[GOAL OF THE EXERCISE] Each record below must be returned exactly as shown.

[INFORMATION GIVEN]
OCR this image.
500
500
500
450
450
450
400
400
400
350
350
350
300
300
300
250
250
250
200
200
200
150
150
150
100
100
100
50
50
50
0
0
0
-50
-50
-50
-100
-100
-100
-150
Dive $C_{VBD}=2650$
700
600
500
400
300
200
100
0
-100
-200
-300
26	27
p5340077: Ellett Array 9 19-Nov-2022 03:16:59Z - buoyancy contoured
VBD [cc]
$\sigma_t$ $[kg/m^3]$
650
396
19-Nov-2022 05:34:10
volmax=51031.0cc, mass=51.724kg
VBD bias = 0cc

[ANSWER]
OCR this image.
500
500
500
450
450
450
400
400
400
350
350
350
300
300
300
250
250
250
200
200
200
150
150
150
100
100
100
50
50
50
0
0
0
-50
-50
-50
-100
-100
-100
-150
Dive $C_{VBD}=2650$
700
600
500
400
300
200
100
0
-100
-200
-300
26	27
p5340077: Ellett Array 9 19-Nov-2022 03:16:59Z - buoyancy contoured
VBD [cc]
$\sigma_t$ $[kg/m^3]$
650
396
19-Nov-2022 05:34:10
volmax=51031.0cc, mass=51.724kg
VBD bias = 0cc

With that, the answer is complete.